TASK DESCRIPTION>
Rewrite the lines below, starting with the line that contains "- svg-text:t: t: [394, 203, 400, 224]" and continuing through the line that contains "- svg-text:tanh: tanh: [271, 166, 315, 193]", as a JSON list of strings with one string per line and no blank lines. Include only the lines in that range, both ends included.

EXTRACTED RECORDS>
>> BEGIN

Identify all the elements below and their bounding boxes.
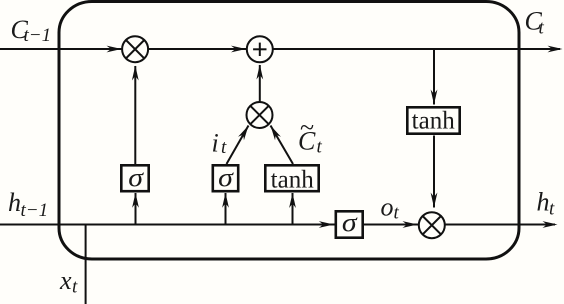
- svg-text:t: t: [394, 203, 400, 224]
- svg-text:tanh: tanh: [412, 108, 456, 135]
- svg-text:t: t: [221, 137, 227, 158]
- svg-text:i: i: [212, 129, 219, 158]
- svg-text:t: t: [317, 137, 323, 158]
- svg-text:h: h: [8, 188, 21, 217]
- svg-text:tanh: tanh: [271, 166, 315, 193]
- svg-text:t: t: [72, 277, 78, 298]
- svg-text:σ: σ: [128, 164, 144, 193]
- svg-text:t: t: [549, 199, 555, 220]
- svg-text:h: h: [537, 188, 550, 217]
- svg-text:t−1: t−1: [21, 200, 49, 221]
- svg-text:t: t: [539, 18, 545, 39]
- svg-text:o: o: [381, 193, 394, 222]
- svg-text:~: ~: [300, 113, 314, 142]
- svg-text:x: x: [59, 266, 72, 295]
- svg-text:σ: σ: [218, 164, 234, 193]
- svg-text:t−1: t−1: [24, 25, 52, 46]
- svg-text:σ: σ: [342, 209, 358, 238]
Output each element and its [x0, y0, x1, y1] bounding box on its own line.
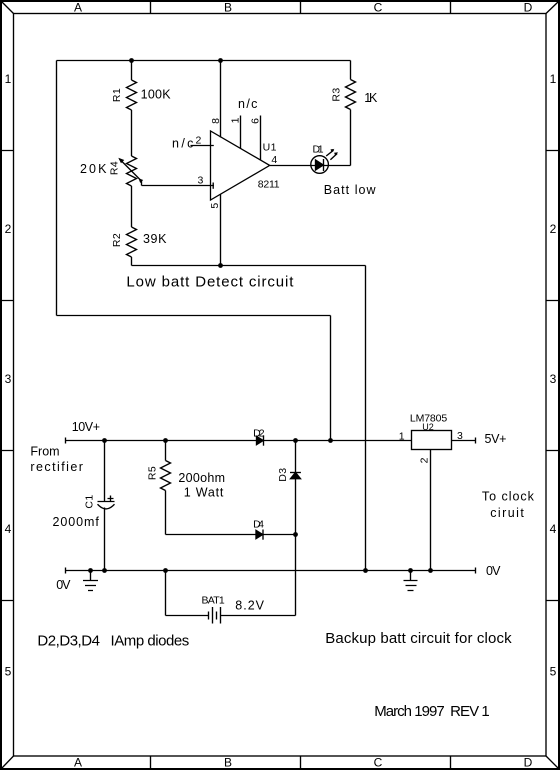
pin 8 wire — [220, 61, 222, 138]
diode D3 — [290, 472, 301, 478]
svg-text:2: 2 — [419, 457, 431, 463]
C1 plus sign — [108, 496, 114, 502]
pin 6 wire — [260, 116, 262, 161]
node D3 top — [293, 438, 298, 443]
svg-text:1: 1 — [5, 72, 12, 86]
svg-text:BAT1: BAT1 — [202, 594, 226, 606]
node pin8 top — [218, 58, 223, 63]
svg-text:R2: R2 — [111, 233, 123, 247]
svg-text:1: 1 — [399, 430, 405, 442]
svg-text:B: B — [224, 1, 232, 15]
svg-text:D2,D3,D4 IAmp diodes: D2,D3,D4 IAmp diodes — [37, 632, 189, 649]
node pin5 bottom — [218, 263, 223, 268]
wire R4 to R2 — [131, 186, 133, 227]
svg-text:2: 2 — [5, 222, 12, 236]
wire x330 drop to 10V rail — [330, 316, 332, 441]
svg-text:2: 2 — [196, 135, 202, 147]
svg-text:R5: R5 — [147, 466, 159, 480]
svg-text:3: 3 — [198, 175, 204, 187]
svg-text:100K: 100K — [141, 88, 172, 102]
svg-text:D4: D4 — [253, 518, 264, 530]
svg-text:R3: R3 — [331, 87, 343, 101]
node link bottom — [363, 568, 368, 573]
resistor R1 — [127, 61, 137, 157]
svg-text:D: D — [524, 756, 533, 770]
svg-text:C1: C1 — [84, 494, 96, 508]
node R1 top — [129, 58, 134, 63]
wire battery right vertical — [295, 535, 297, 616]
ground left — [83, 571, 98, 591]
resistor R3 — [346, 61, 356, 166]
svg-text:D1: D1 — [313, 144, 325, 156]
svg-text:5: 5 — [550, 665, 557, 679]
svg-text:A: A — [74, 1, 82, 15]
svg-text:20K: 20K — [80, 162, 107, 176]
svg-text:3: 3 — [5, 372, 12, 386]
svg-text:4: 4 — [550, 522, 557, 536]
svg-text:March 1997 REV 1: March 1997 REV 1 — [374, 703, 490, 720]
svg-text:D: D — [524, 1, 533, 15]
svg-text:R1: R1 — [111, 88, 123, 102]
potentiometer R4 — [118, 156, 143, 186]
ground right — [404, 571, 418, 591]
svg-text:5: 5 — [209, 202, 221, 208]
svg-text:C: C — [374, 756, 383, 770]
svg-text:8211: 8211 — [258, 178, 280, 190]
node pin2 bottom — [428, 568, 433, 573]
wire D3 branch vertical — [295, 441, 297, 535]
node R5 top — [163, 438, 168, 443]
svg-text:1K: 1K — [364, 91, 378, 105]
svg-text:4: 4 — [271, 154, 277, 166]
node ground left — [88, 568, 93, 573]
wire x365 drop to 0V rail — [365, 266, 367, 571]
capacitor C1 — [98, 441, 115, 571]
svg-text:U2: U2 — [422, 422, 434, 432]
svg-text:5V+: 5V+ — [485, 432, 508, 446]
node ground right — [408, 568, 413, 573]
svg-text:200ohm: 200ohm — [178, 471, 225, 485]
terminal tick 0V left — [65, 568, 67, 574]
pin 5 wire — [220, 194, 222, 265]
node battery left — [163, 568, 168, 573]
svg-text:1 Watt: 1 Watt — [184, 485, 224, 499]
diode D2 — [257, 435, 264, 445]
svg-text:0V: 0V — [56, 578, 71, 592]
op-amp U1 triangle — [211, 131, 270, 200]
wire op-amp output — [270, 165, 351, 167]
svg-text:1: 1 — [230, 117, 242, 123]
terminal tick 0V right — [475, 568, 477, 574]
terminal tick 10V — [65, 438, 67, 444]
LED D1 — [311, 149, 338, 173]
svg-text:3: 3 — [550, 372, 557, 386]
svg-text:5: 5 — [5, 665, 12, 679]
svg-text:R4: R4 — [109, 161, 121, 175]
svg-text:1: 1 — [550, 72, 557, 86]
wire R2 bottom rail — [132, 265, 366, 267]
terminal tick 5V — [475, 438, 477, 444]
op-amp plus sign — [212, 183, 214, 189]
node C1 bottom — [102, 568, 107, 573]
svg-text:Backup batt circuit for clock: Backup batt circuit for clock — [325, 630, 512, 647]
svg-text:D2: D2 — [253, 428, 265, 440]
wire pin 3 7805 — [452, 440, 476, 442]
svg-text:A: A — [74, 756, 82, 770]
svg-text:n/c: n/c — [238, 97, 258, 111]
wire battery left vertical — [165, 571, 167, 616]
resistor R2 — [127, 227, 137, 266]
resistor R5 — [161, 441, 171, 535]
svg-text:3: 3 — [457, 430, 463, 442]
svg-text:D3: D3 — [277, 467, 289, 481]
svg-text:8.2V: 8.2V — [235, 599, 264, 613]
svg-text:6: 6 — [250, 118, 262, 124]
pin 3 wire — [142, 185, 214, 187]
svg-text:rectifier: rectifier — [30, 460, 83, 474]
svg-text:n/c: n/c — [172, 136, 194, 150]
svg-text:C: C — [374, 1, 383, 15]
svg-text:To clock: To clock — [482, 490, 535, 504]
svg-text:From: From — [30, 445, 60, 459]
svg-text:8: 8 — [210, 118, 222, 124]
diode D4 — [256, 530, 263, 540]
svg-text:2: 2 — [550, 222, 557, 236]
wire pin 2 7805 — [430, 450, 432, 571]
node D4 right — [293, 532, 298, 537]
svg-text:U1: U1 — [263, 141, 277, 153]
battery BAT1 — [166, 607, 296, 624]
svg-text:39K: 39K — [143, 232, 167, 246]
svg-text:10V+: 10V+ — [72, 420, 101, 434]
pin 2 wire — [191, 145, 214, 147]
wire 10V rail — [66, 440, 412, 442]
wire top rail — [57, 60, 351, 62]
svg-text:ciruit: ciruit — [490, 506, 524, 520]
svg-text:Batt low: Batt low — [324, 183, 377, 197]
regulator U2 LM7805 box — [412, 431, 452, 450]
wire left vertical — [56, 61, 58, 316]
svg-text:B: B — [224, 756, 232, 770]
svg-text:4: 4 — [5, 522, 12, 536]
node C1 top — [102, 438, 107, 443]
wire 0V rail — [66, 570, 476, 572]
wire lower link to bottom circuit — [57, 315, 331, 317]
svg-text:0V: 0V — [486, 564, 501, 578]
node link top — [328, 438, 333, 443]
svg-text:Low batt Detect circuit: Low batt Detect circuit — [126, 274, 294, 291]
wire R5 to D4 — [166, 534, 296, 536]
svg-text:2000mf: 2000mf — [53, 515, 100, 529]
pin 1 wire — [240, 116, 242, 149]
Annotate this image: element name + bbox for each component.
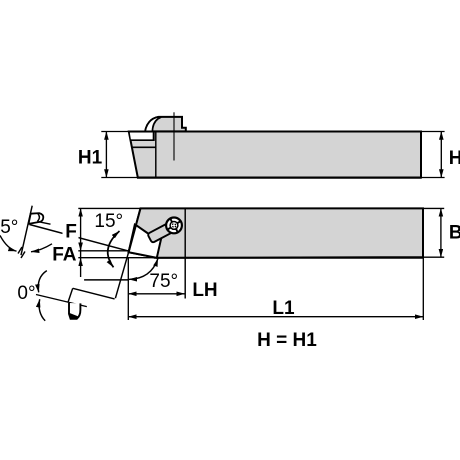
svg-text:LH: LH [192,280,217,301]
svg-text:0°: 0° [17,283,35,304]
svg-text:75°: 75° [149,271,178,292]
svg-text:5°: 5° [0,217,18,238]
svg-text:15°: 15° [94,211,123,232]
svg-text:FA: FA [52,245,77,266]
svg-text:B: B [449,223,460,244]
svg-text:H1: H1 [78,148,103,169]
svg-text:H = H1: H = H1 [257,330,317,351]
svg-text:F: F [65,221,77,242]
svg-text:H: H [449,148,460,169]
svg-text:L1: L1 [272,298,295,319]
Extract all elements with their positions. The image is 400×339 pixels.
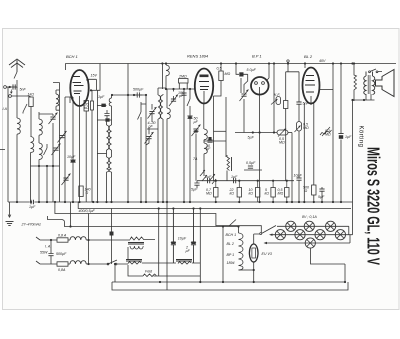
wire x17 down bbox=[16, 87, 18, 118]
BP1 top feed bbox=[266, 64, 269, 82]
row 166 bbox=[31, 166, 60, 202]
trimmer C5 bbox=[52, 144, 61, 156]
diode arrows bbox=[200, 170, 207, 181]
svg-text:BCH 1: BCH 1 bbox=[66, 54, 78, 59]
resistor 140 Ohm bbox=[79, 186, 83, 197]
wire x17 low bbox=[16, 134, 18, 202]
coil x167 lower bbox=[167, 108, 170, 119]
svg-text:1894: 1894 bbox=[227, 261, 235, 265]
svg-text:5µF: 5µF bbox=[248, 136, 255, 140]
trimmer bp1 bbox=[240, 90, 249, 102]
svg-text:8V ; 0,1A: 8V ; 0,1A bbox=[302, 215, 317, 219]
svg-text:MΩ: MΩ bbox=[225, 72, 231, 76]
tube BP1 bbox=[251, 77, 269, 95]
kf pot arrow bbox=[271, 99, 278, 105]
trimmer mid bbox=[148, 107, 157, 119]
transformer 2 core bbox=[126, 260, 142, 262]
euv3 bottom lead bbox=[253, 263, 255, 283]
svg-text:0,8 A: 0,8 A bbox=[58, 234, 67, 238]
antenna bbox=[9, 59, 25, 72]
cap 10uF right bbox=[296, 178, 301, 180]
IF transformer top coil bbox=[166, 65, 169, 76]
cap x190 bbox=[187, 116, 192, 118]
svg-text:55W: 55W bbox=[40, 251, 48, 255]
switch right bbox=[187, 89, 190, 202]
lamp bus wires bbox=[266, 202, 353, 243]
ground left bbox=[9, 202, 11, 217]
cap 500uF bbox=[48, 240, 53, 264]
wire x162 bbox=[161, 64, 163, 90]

>> END

FINAL RESULT>
[
  "- svg-text:t: t: [394, 203, 400, 224]",
  "- svg-text:tanh: tanh: [412, 108, 456, 135]",
  "- svg-text:t: t: [221, 137, 227, 158]",
  "- svg-text:i: i: [212, 129, 219, 158]",
  "- svg-text:t: t: [317, 137, 323, 158]",
  "- svg-text:h: h: [8, 188, 21, 217]",
  "- svg-text:tanh: tanh: [271, 166, 315, 193]"
]